— Begin Supplied entries —

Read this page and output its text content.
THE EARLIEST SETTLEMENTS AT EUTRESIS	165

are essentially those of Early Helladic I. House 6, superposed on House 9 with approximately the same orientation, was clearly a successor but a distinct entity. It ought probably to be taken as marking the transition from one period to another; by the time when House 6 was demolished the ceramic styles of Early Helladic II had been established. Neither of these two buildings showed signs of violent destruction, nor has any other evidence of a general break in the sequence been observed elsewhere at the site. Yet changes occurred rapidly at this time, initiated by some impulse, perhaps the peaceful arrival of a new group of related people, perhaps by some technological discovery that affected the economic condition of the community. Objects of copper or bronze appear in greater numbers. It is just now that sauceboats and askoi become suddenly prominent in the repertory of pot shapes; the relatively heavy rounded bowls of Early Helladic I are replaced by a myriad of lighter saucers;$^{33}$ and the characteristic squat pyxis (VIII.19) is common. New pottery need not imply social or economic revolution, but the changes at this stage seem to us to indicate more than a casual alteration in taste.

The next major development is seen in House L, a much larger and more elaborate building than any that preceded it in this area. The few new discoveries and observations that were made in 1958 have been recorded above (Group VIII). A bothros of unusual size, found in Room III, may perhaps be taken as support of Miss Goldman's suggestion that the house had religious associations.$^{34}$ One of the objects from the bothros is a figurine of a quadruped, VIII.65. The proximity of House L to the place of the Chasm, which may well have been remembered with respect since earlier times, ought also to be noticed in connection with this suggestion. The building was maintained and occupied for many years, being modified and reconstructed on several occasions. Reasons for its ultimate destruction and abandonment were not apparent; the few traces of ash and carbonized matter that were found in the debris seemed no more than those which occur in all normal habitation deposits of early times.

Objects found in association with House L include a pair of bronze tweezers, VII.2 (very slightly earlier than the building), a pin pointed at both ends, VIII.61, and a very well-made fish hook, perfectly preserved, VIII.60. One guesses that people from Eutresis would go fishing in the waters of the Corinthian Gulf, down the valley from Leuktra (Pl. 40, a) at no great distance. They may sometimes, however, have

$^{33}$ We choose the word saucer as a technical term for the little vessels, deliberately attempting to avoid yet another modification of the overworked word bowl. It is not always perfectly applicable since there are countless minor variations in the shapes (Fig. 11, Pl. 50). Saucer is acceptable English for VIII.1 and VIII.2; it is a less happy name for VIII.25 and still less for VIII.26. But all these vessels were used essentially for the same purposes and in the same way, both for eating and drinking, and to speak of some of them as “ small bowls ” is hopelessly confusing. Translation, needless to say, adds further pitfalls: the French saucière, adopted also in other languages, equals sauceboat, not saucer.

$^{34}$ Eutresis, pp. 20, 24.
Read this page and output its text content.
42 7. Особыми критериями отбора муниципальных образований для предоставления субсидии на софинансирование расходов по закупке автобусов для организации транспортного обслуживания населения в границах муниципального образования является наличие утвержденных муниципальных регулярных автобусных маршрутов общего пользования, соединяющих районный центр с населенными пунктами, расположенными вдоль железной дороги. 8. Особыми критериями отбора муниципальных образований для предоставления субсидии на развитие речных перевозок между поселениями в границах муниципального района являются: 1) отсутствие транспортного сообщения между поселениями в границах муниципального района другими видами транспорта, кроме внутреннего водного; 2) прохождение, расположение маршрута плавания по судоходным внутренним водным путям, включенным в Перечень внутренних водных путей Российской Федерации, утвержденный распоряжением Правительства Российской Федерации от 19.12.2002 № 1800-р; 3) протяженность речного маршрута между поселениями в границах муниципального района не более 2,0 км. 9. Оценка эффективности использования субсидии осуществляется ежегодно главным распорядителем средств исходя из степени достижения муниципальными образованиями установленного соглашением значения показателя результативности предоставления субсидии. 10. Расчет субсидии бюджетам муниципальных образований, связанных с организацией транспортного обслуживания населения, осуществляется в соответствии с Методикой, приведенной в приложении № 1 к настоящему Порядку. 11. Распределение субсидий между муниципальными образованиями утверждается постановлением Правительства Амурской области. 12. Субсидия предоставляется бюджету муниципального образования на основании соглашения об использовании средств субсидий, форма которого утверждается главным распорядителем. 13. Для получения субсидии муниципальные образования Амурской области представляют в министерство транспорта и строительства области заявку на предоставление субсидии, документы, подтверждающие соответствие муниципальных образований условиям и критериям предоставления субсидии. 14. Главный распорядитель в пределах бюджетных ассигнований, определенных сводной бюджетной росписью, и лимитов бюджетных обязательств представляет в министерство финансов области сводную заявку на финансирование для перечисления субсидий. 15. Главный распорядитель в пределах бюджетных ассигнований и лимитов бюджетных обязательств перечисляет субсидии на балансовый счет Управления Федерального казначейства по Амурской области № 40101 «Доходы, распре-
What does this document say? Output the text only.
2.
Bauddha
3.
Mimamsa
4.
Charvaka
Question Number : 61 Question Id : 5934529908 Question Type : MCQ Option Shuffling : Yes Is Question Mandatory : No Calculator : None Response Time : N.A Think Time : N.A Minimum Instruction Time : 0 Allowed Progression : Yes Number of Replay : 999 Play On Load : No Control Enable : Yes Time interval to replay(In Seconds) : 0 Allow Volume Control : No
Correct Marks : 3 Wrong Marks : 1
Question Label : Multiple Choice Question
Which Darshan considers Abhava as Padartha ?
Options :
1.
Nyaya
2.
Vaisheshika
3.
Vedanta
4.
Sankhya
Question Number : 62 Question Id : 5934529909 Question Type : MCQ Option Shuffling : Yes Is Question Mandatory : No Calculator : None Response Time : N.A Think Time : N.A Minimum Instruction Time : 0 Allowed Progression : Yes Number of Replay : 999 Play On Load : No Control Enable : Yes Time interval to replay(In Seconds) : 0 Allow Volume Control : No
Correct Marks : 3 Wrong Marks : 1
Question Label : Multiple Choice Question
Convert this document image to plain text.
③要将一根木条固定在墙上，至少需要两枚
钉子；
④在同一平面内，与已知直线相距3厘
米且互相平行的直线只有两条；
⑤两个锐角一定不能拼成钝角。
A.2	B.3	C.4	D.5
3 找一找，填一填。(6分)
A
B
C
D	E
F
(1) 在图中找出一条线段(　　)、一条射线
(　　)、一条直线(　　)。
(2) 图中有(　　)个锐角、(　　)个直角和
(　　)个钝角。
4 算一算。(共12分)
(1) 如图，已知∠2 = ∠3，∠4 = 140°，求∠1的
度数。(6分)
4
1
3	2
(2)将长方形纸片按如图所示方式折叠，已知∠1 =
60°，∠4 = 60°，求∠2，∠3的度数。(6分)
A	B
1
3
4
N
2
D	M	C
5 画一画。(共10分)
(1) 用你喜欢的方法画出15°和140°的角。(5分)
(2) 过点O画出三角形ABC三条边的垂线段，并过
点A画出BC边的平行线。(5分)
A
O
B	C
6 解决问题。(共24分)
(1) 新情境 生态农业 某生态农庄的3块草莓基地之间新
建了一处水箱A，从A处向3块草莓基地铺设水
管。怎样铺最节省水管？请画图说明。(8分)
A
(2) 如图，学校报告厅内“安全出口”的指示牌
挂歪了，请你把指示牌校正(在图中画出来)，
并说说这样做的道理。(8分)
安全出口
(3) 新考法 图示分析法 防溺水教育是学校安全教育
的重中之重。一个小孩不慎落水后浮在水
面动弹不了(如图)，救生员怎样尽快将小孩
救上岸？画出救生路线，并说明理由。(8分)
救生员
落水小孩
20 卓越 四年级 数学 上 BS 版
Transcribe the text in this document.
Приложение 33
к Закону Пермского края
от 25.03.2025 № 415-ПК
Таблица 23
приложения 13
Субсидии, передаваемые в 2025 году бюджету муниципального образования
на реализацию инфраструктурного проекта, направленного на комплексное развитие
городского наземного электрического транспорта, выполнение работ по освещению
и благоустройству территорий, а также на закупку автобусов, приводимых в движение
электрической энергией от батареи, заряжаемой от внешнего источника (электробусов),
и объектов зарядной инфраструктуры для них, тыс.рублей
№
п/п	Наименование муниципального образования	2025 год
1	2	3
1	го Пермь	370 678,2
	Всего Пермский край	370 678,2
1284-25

— End Supplied entries —

In the records above, find each line holding "Response" and copy it.

- _Exercise answer_
Question Number : 61 Question Id : 5934529908 Question Type : MCQ Option Shuffling : Yes Is Question Mandatory : No Calculator : None Response Time : N.A Think Time : N.A Minimum Instruction Time : 0 Allowed Progression : Yes Number of Replay : 999 Play On Load : No Control Enable : Yes Time interval to replay(In Seconds) : 0 Allow Volume Control : No
Question Number : 62 Question Id : 5934529909 Question Type : MCQ Option Shuffling : Yes Is Question Mandatory : No Calculator : None Response Time : N.A Think Time : N.A Minimum Instruction Time : 0 Allowed Progression : Yes Number of Replay : 999 Play On Load : No Control Enable : Yes Time interval to replay(In Seconds) : 0 Allow Volume Control : No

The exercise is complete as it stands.